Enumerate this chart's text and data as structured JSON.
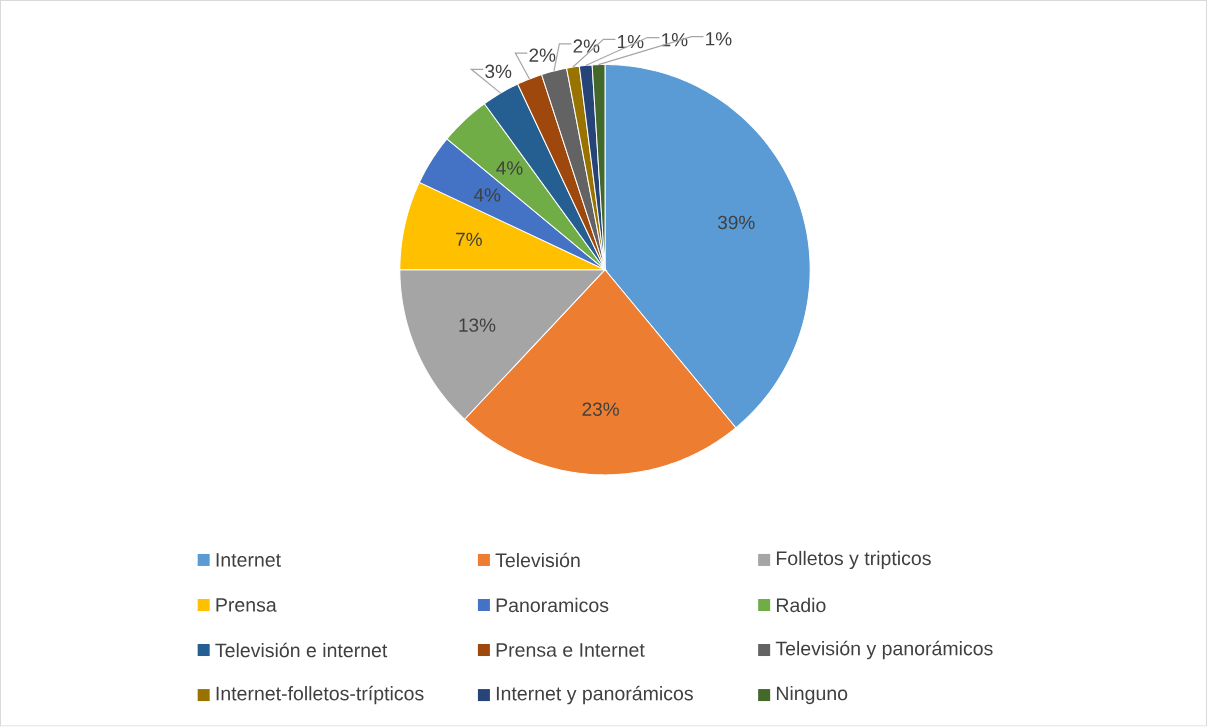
{
  "chart_data": {
    "type": "pie",
    "categories": [
      "Internet",
      "Televisión",
      "Folletos y tripticos",
      "Prensa",
      "Panoramicos",
      "Radio",
      "Televisión e internet",
      "Prensa e Internet",
      "Televisión y panorámicos",
      "Internet-folletos-trípticos",
      "Internet y panorámicos",
      "Ninguno"
    ],
    "values": [
      39,
      23,
      13,
      7,
      4,
      4,
      3,
      2,
      2,
      1,
      1,
      1
    ],
    "value_labels": [
      "39%",
      "23%",
      "13%",
      "7%",
      "4%",
      "4%",
      "3%",
      "2%",
      "2%",
      "1%",
      "1%",
      "1%"
    ],
    "colors": [
      "#5b9bd5",
      "#ed7d31",
      "#a5a5a5",
      "#ffc000",
      "#4472c4",
      "#70ad47",
      "#255e91",
      "#9e480e",
      "#636363",
      "#997300",
      "#264478",
      "#43682b"
    ],
    "legend": "bottom"
  }
}
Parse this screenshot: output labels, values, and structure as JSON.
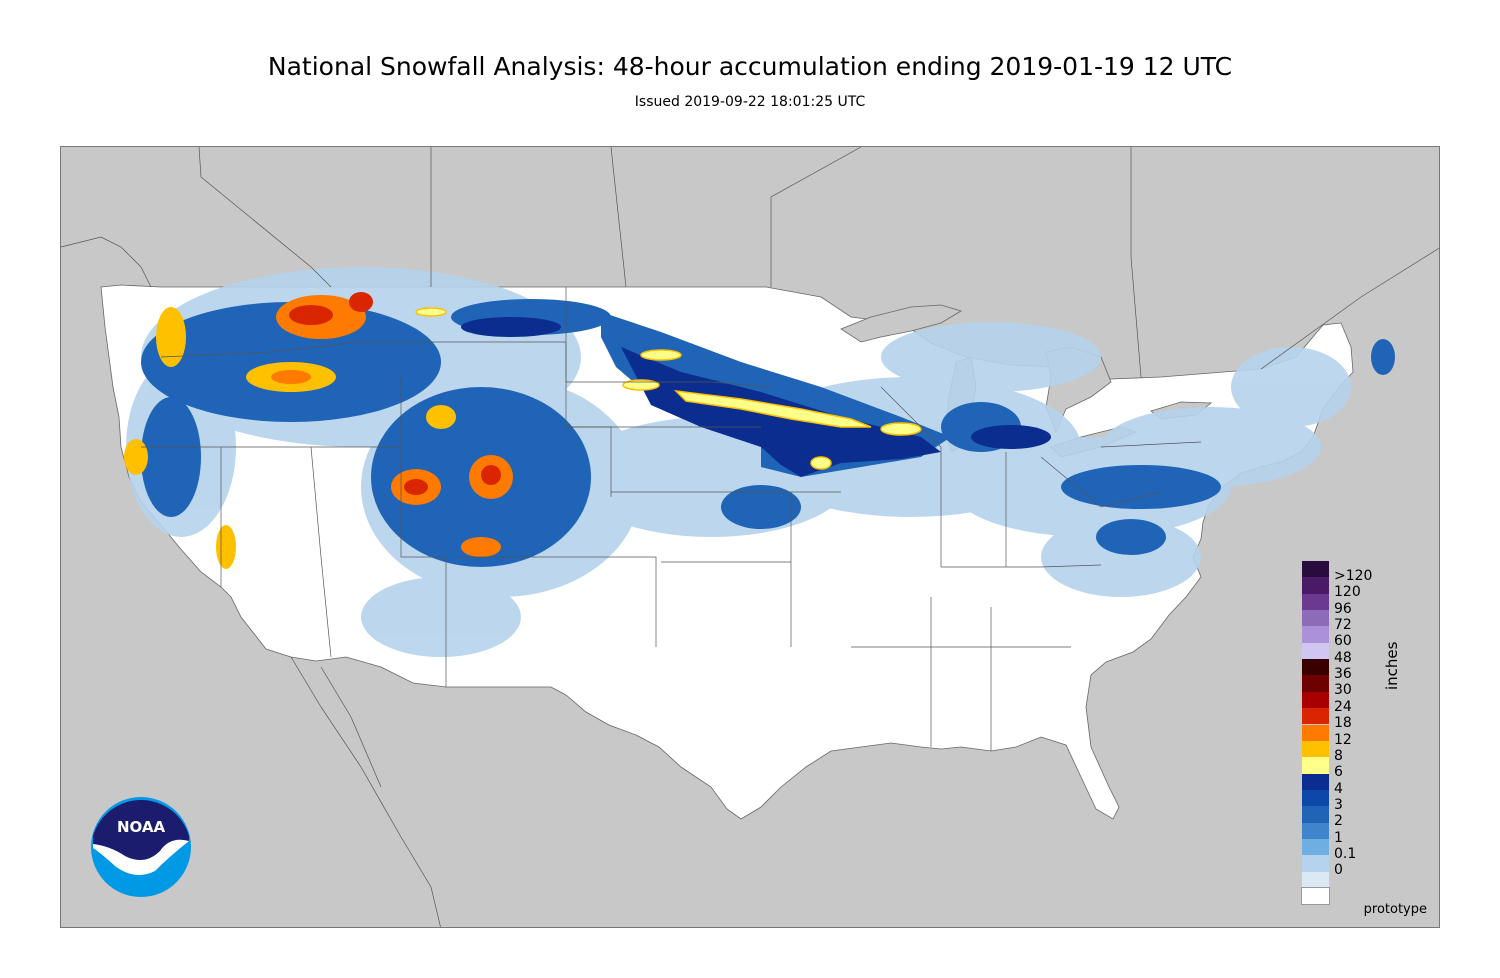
{
  "map": {
    "title": "National Snowfall Analysis: 48-hour accumulation ending 2019-01-19 12 UTC",
    "subtitle": "Issued 2019-09-22 18:01:25 UTC",
    "watermark": "prototype",
    "logo_text": "NOAA",
    "colors": {
      "water_land_outside": "#c8c8c8",
      "us_land": "#ffffff",
      "borders": "#555555"
    }
  },
  "legend": {
    "unit": "inches",
    "items": [
      {
        "label": ">120",
        "color": "#2a0b3e"
      },
      {
        "label": "120",
        "color": "#4b1a66"
      },
      {
        "label": "96",
        "color": "#6b3a90"
      },
      {
        "label": "72",
        "color": "#8c6bb8"
      },
      {
        "label": "60",
        "color": "#ab92d8"
      },
      {
        "label": "48",
        "color": "#cfc7f2"
      },
      {
        "label": "36",
        "color": "#3a0000"
      },
      {
        "label": "30",
        "color": "#6e0000"
      },
      {
        "label": "24",
        "color": "#a80000"
      },
      {
        "label": "18",
        "color": "#d92600"
      },
      {
        "label": "12",
        "color": "#ff7a00"
      },
      {
        "label": "8",
        "color": "#ffc000"
      },
      {
        "label": "6",
        "color": "#ffff8a"
      },
      {
        "label": "4",
        "color": "#0b2d8f"
      },
      {
        "label": "3",
        "color": "#0d47a8"
      },
      {
        "label": "2",
        "color": "#1f64b6"
      },
      {
        "label": "1",
        "color": "#3f85cc"
      },
      {
        "label": "0.1",
        "color": "#6faee0"
      },
      {
        "label": "0",
        "color": "#b5d3ec"
      }
    ],
    "bottom_colors": [
      "#dbe9f5",
      "#ffffff"
    ]
  }
}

• **Problem statement**
Collect the lines of the data that carry the word "values".

• **Answer to the problem**
    "values": [
Parse this screenshot: output labels, values, and structure as JSON.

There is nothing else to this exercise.